Material provided.

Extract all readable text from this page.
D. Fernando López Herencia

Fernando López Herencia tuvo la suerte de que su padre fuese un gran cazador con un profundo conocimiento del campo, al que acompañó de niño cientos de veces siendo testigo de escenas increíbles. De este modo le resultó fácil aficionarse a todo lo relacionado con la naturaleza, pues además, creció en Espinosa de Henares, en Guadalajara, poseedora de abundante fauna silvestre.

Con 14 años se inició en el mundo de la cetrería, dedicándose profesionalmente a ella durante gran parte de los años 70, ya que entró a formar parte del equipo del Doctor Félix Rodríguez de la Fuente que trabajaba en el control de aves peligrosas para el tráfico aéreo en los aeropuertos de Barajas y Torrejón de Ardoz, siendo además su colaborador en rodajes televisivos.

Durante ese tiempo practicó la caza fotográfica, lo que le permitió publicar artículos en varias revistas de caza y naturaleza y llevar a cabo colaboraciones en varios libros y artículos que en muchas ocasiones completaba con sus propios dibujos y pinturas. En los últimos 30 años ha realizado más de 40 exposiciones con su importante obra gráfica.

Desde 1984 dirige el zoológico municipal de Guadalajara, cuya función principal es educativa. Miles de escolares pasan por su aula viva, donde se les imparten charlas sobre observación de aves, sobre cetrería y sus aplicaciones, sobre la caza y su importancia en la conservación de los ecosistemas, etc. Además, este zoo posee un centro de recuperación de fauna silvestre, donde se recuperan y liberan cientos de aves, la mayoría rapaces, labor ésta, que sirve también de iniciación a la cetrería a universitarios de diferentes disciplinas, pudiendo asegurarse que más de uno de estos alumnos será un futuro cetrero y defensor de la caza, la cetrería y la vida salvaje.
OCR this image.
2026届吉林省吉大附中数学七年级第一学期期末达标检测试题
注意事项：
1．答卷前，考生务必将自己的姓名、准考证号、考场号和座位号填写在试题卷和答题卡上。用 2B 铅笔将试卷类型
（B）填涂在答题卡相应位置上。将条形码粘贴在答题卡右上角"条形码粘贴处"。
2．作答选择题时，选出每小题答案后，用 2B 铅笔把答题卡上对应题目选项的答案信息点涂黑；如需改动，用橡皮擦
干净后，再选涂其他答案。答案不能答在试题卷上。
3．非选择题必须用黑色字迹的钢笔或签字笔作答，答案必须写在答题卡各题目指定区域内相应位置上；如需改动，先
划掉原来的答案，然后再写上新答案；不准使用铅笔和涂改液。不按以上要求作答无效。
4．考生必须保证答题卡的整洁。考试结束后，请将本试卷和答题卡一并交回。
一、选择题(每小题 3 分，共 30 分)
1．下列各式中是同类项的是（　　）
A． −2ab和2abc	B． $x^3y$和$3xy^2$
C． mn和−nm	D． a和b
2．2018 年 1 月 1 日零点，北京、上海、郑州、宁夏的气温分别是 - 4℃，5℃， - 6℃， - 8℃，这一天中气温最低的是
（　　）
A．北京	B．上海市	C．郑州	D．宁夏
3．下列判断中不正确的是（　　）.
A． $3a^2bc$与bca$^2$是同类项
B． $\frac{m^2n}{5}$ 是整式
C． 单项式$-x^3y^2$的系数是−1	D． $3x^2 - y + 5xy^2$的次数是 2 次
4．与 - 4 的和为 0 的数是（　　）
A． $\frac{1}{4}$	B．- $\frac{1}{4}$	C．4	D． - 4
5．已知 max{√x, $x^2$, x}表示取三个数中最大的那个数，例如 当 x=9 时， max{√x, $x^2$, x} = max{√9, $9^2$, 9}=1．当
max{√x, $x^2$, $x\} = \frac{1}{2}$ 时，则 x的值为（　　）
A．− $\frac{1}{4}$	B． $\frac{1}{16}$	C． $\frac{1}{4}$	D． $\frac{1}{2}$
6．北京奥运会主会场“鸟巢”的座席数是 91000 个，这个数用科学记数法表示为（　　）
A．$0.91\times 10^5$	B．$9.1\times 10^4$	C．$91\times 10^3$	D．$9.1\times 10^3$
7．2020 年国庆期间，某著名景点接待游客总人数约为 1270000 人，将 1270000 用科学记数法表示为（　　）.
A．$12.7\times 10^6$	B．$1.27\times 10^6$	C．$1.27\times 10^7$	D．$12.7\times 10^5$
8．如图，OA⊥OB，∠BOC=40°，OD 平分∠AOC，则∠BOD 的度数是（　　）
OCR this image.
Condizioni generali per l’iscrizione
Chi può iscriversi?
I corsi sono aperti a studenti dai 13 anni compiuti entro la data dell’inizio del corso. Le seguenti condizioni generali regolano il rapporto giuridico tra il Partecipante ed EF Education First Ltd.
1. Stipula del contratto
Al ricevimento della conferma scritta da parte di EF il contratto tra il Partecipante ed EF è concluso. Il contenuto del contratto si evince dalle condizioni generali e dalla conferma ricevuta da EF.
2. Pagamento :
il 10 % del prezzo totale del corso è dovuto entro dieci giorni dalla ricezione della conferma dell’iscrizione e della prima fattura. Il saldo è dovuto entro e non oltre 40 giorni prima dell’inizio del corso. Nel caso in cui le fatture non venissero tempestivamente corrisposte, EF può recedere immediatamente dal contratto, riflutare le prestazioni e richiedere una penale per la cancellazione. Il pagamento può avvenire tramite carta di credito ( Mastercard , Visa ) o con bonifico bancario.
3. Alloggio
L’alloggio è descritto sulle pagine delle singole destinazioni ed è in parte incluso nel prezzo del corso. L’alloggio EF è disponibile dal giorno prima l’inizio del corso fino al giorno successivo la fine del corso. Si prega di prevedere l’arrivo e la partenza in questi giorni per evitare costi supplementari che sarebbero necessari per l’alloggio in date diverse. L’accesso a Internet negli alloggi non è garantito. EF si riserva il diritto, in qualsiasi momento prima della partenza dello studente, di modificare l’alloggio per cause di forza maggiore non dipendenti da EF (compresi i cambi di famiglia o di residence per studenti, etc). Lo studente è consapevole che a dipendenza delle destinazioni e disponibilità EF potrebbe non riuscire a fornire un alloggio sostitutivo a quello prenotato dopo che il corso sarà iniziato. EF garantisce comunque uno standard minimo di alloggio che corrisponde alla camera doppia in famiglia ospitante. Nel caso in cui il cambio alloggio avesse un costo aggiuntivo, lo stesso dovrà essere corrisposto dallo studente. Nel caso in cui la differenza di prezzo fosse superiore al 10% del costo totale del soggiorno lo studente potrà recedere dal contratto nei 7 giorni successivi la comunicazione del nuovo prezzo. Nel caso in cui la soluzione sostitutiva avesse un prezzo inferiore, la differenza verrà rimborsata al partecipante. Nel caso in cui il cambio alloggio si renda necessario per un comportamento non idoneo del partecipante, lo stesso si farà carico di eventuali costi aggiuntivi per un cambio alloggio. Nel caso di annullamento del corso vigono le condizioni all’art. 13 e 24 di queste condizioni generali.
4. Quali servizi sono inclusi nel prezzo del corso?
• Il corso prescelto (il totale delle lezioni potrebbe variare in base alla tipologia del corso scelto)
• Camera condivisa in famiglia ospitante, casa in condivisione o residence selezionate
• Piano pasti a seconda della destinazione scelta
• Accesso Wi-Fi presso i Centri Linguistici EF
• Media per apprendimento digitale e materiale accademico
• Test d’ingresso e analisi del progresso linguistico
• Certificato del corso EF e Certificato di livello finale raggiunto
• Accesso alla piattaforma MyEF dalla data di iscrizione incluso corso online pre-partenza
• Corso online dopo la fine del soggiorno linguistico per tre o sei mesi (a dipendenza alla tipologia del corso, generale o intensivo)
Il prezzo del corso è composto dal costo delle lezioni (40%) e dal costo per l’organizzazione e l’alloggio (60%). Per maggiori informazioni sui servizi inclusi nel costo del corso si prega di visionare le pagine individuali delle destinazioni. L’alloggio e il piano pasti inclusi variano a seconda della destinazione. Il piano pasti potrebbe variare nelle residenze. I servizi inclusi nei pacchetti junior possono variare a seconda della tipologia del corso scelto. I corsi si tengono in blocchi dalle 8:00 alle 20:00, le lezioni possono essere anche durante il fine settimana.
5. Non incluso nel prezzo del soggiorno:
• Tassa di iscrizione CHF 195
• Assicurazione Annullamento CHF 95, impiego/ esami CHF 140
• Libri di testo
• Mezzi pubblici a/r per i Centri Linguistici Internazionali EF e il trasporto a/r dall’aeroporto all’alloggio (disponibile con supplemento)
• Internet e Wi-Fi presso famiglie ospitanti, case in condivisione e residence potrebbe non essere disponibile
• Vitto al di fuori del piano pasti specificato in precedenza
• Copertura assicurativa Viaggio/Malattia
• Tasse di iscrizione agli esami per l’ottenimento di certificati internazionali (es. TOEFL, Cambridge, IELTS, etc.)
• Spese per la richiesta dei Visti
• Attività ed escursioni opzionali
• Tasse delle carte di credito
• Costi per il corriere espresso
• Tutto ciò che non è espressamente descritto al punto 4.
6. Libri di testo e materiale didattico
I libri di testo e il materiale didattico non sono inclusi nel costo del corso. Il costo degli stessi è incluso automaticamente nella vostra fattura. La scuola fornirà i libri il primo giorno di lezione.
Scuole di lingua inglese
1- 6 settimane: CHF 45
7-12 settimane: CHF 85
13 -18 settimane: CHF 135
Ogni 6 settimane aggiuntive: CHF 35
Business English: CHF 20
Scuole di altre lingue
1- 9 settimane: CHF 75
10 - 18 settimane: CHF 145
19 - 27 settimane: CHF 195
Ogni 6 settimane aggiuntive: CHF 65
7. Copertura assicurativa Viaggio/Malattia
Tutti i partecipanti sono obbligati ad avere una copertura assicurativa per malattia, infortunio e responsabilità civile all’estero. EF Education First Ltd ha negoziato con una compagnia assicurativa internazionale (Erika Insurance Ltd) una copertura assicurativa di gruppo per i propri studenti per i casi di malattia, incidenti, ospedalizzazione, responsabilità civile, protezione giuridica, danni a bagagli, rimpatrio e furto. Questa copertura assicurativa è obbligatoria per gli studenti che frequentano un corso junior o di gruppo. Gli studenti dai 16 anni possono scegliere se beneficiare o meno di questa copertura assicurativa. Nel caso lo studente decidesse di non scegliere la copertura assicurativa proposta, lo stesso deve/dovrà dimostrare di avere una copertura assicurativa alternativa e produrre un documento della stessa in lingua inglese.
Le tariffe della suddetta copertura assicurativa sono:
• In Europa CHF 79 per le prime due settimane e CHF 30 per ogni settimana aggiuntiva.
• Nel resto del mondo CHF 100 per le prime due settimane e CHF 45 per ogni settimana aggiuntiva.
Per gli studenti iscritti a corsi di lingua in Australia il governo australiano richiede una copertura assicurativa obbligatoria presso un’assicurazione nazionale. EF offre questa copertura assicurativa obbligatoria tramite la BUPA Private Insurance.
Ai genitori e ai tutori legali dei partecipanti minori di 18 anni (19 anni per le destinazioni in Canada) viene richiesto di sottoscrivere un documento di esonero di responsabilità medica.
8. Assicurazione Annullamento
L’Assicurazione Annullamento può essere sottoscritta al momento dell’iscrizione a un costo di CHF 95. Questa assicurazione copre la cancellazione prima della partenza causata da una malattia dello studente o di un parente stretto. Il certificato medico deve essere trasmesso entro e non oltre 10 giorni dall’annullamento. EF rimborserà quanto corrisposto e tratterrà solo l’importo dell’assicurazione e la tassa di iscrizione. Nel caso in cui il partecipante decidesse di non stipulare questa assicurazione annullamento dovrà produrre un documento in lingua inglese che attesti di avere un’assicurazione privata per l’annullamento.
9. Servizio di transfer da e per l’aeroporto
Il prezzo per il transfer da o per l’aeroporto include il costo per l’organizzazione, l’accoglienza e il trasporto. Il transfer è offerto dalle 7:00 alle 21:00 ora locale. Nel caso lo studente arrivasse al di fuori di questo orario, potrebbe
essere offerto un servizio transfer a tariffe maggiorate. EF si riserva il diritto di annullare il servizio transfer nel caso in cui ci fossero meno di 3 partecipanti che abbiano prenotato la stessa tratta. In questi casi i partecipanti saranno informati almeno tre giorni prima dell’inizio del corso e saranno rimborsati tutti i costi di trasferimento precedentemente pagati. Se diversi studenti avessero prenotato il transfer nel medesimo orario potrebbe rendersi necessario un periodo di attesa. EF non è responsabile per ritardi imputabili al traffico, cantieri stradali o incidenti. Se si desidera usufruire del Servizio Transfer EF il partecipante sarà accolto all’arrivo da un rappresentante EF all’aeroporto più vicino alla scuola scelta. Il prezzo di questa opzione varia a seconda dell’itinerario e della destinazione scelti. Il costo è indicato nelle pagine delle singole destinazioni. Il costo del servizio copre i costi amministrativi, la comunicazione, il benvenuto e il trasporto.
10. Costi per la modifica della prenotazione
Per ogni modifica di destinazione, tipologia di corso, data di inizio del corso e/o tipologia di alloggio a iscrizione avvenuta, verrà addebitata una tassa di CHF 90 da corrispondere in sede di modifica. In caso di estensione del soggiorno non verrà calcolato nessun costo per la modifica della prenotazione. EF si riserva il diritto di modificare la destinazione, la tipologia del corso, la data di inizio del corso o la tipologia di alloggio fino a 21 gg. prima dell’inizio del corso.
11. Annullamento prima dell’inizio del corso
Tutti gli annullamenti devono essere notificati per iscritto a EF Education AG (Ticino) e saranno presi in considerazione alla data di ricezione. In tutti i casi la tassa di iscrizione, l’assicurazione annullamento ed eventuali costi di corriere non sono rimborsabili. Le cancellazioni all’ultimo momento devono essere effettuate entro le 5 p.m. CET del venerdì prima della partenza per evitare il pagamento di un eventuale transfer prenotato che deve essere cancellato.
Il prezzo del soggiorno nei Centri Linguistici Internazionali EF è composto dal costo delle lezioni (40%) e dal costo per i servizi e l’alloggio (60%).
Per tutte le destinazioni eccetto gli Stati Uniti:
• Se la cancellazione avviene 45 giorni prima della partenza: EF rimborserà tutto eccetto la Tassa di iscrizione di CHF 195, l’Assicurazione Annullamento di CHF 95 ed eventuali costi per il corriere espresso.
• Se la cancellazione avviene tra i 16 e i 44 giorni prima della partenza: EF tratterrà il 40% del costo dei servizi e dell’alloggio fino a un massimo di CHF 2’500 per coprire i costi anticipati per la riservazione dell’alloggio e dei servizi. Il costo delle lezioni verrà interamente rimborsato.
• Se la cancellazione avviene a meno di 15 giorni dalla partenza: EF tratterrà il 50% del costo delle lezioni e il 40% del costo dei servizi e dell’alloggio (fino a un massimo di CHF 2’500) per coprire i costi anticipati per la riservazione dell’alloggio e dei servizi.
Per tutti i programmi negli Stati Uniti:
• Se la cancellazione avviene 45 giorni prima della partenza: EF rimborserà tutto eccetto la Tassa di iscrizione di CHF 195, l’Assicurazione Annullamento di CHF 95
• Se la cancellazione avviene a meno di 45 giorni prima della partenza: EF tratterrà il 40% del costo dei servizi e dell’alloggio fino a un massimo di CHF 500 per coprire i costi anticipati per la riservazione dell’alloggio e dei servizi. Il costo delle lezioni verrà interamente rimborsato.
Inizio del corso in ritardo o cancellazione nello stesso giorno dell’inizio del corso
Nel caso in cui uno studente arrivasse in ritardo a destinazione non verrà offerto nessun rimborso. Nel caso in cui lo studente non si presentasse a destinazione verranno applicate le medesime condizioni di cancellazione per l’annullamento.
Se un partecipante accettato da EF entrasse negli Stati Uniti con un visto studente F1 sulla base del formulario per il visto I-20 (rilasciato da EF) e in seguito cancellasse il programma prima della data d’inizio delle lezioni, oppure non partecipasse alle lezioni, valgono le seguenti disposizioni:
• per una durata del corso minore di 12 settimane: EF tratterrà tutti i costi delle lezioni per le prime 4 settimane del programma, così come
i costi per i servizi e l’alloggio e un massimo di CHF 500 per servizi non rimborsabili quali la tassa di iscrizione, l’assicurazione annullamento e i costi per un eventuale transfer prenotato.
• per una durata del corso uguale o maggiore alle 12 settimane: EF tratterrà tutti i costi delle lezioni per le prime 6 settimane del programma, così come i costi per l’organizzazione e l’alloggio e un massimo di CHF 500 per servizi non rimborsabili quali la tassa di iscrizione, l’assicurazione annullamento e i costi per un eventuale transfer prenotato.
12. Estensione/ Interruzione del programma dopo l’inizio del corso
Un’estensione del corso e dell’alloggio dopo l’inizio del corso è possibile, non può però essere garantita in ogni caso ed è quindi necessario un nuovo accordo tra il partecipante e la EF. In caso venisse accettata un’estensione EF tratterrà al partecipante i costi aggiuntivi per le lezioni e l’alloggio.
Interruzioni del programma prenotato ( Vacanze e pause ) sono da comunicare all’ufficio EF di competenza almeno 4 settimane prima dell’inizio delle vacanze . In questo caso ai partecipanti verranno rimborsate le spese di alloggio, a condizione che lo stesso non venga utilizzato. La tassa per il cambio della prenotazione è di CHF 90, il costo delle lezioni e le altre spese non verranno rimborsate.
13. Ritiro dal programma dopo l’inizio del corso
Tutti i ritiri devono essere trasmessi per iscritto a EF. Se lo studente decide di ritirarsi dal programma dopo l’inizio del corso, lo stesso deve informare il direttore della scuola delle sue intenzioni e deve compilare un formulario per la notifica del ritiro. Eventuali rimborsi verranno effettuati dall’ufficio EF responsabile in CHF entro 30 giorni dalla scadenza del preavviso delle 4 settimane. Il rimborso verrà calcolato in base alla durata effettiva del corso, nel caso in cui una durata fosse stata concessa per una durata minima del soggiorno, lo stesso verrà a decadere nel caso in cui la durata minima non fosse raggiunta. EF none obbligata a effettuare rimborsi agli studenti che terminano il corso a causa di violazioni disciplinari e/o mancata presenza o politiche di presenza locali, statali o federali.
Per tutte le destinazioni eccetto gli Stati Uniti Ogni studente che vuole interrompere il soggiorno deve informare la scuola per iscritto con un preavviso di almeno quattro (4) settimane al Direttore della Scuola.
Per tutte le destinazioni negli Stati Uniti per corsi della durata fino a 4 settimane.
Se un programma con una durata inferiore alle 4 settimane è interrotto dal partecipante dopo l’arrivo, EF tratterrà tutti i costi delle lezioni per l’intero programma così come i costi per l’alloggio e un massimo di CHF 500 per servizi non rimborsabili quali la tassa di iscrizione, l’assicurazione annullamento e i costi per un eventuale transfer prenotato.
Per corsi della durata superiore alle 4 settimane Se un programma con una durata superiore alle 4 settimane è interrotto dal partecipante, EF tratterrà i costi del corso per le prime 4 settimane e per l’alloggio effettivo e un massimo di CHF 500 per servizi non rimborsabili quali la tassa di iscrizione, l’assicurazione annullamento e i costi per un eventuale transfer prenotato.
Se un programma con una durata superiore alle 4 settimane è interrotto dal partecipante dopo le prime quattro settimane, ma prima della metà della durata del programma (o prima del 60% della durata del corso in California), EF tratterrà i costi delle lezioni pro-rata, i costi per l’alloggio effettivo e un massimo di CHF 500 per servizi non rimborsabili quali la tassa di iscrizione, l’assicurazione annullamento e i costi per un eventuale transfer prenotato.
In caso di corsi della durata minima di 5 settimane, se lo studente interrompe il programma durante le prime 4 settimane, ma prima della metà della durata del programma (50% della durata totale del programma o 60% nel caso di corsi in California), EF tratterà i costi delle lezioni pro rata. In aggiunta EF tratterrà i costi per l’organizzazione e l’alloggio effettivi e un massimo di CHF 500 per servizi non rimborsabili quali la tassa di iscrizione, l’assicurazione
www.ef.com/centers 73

What to produce.
In the entries above, count every line containing the word "California". Write only the total.

Task response.
2